EXTRACTED MATERIAL start
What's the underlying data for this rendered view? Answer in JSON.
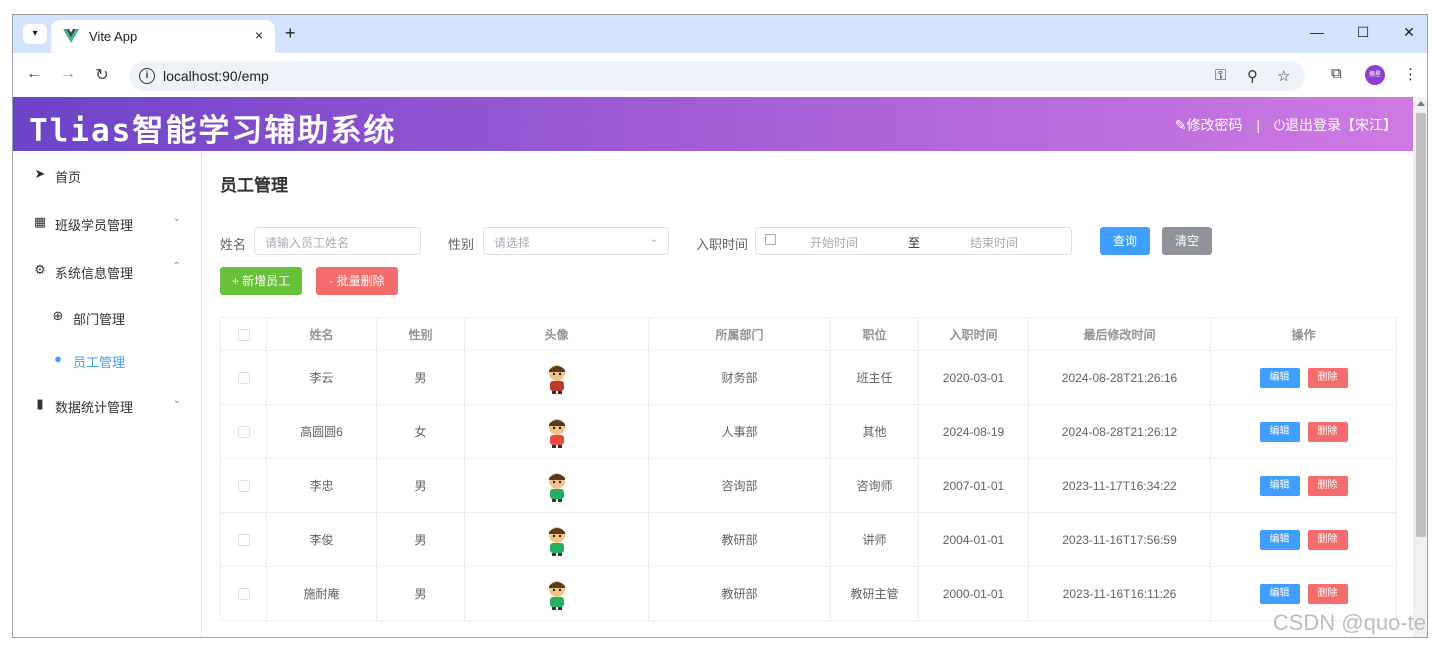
{
  "browser": {
    "tab_title": "Vite App",
    "tab_close": "×",
    "new_tab": "+",
    "url": "localhost:90/emp",
    "controls": {
      "minimize": "—",
      "maximize": "☐",
      "close": "✕"
    },
    "profile_text": "摘星"
  },
  "header": {
    "brand": "Tlias智能学习辅助系统",
    "change_password": "修改密码",
    "separator": "|",
    "logout": "退出登录【宋江】"
  },
  "sidebar": {
    "items": [
      {
        "label": "首页",
        "icon": "send-icon"
      },
      {
        "label": "班级学员管理",
        "icon": "grid-icon",
        "arrow": "⌄"
      },
      {
        "label": "系统信息管理",
        "icon": "gear-icon",
        "arrow": "⌃"
      },
      {
        "label": "部门管理",
        "icon": "circle-plus-icon"
      },
      {
        "label": "员工管理",
        "icon": "user-icon"
      },
      {
        "label": "数据统计管理",
        "icon": "bar-chart-icon",
        "arrow": "⌄"
      }
    ]
  },
  "main": {
    "title": "员工管理",
    "filters": {
      "name_label": "姓名",
      "name_placeholder": "请输入员工姓名",
      "gender_label": "性别",
      "gender_placeholder": "请选择",
      "date_label": "入职时间",
      "start_placeholder": "开始时间",
      "range_separator": "至",
      "end_placeholder": "结束时间",
      "query": "查询",
      "clear": "清空"
    },
    "actions": {
      "add": "+ 新增员工",
      "batch_delete": "- 批量删除"
    },
    "table": {
      "columns": [
        "姓名",
        "性别",
        "头像",
        "所属部门",
        "职位",
        "入职时间",
        "最后修改时间",
        "操作"
      ],
      "edit_label": "编辑",
      "delete_label": "删除",
      "rows": [
        {
          "name": "李云",
          "gender": "男",
          "dept": "财务部",
          "job": "班主任",
          "entry": "2020-03-01",
          "updated": "2024-08-28T21:26:16"
        },
        {
          "name": "高圆圆6",
          "gender": "女",
          "dept": "人事部",
          "job": "其他",
          "entry": "2024-08-19",
          "updated": "2024-08-28T21:26:12"
        },
        {
          "name": "李忠",
          "gender": "男",
          "dept": "咨询部",
          "job": "咨询师",
          "entry": "2007-01-01",
          "updated": "2023-11-17T16:34:22"
        },
        {
          "name": "李俊",
          "gender": "男",
          "dept": "教研部",
          "job": "讲师",
          "entry": "2004-01-01",
          "updated": "2023-11-16T17:56:59"
        },
        {
          "name": "施耐庵",
          "gender": "男",
          "dept": "教研部",
          "job": "教研主管",
          "entry": "2000-01-01",
          "updated": "2023-11-16T16:11:26"
        }
      ]
    }
  },
  "watermark": "CSDN @quo-te",
  "colors": {
    "primary": "#409eff",
    "success": "#67c23a",
    "danger": "#f56c6c",
    "info": "#909399",
    "header_start": "#6d43c8",
    "header_end": "#cf7ae3"
  }
}
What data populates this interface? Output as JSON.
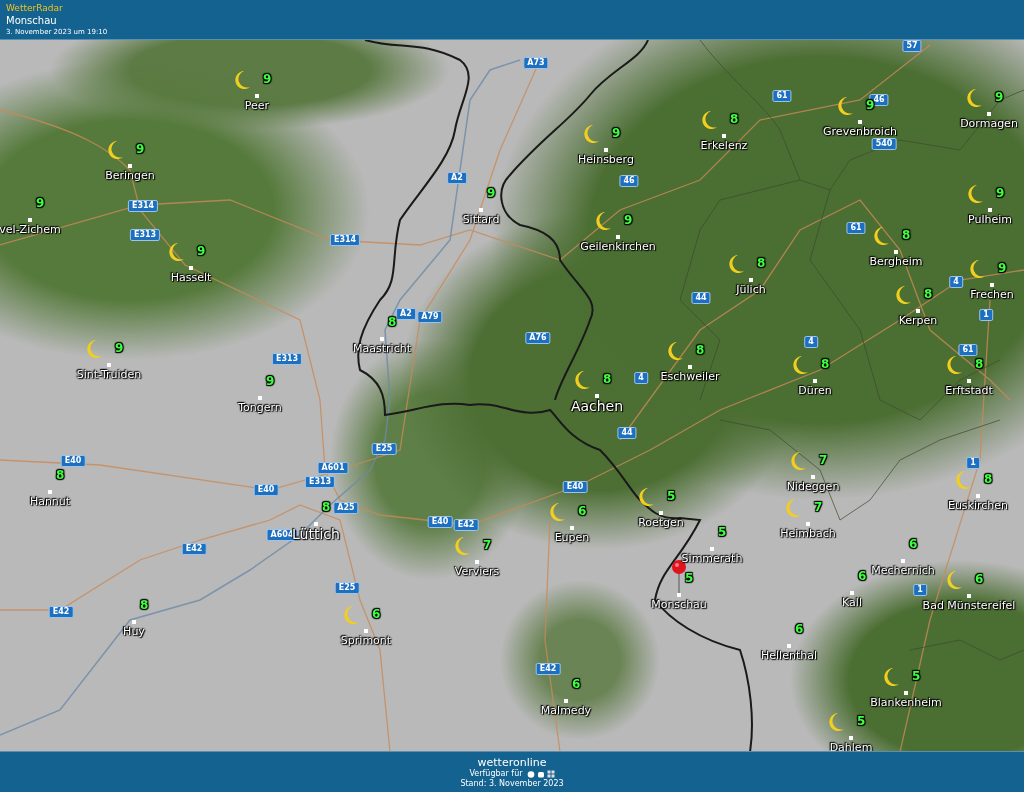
{
  "header": {
    "app_name": "WetterRadar",
    "location": "Monschau",
    "timestamp": "3. November 2023 um 19:10"
  },
  "map": {
    "cities": [
      {
        "name": "Peer",
        "temp": "9",
        "moon": true,
        "kind": "town"
      },
      {
        "name": "Beringen",
        "temp": "9",
        "moon": true,
        "kind": "town"
      },
      {
        "name": "Hasselt",
        "temp": "9",
        "moon": true,
        "kind": "town"
      },
      {
        "name": "Sint-Truiden",
        "temp": "9",
        "moon": true,
        "kind": "town"
      },
      {
        "name": "Tongern",
        "temp": "9",
        "moon": false,
        "kind": "town"
      },
      {
        "name": "Maastricht",
        "temp": "8",
        "moon": false,
        "kind": "town"
      },
      {
        "name": "Sittard",
        "temp": "9",
        "moon": false,
        "kind": "town"
      },
      {
        "name": "Heinsberg",
        "temp": "9",
        "moon": true,
        "kind": "town"
      },
      {
        "name": "Erkelenz",
        "temp": "8",
        "moon": true,
        "kind": "town"
      },
      {
        "name": "Grevenbroich",
        "temp": "9",
        "moon": true,
        "kind": "town"
      },
      {
        "name": "Dormagen",
        "temp": "9",
        "moon": true,
        "kind": "town"
      },
      {
        "name": "Geilenkirchen",
        "temp": "9",
        "moon": true,
        "kind": "town"
      },
      {
        "name": "Jülich",
        "temp": "8",
        "moon": true,
        "kind": "town"
      },
      {
        "name": "Bergheim",
        "temp": "8",
        "moon": true,
        "kind": "town"
      },
      {
        "name": "Pulheim",
        "temp": "9",
        "moon": true,
        "kind": "town"
      },
      {
        "name": "Frechen",
        "temp": "9",
        "moon": true,
        "kind": "town"
      },
      {
        "name": "Kerpen",
        "temp": "8",
        "moon": true,
        "kind": "town"
      },
      {
        "name": "Eschweiler",
        "temp": "8",
        "moon": true,
        "kind": "town"
      },
      {
        "name": "Aachen",
        "temp": "8",
        "moon": true,
        "kind": "city"
      },
      {
        "name": "Düren",
        "temp": "8",
        "moon": true,
        "kind": "town"
      },
      {
        "name": "Erftstadt",
        "temp": "8",
        "moon": true,
        "kind": "town"
      },
      {
        "name": "Hannut",
        "temp": "8",
        "moon": false,
        "kind": "town"
      },
      {
        "name": "Lüttich",
        "temp": "8",
        "moon": false,
        "kind": "city"
      },
      {
        "name": "Huy",
        "temp": "8",
        "moon": false,
        "kind": "town"
      },
      {
        "name": "Verviers",
        "temp": "7",
        "moon": true,
        "kind": "town"
      },
      {
        "name": "Sprimont",
        "temp": "6",
        "moon": true,
        "kind": "town"
      },
      {
        "name": "Eupen",
        "temp": "6",
        "moon": true,
        "kind": "town"
      },
      {
        "name": "Roetgen",
        "temp": "5",
        "moon": true,
        "kind": "town"
      },
      {
        "name": "Simmerath",
        "temp": "5",
        "moon": false,
        "kind": "town"
      },
      {
        "name": "Monschau",
        "temp": "5",
        "moon": false,
        "kind": "town"
      },
      {
        "name": "Nideggen",
        "temp": "7",
        "moon": true,
        "kind": "town"
      },
      {
        "name": "Heimbach",
        "temp": "7",
        "moon": true,
        "kind": "town"
      },
      {
        "name": "Mechernich",
        "temp": "6",
        "moon": false,
        "kind": "town"
      },
      {
        "name": "Euskirchen",
        "temp": "8",
        "moon": true,
        "kind": "town"
      },
      {
        "name": "Kall",
        "temp": "6",
        "moon": false,
        "kind": "town"
      },
      {
        "name": "Bad Münstereifel",
        "temp": "6",
        "moon": true,
        "kind": "town"
      },
      {
        "name": "Hellenthal",
        "temp": "6",
        "moon": false,
        "kind": "town"
      },
      {
        "name": "Malmedy",
        "temp": "6",
        "moon": false,
        "kind": "town"
      },
      {
        "name": "Blankenheim",
        "temp": "5",
        "moon": true,
        "kind": "town"
      },
      {
        "name": "Dahlem",
        "temp": "5",
        "moon": true,
        "kind": "town"
      },
      {
        "name": "vel-Zichem",
        "temp": "9",
        "moon": false,
        "kind": "town"
      }
    ],
    "road_signs": [
      "A73",
      "57",
      "61",
      "46",
      "540",
      "A2",
      "46",
      "E314",
      "E313",
      "E314",
      "61",
      "A2",
      "A79",
      "4",
      "44",
      "1",
      "A76",
      "4",
      "61",
      "E313",
      "4",
      "44",
      "E25",
      "E40",
      "A601",
      "E313",
      "E40",
      "1",
      "E40",
      "A25",
      "E40",
      "E42",
      "A604",
      "E42",
      "E25",
      "E42",
      "1",
      "E42"
    ]
  },
  "footer": {
    "logo": "wetteronline",
    "availability": "Verfügbar für",
    "updated": "Stand: 3. November 2023"
  }
}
EXTRACTED MATERIAL end
## WHAT THE TASK REQUIRES:
Count how many lines contain "icon" and give only that count.

## ANSWER FOR THIS EXERCISE:
6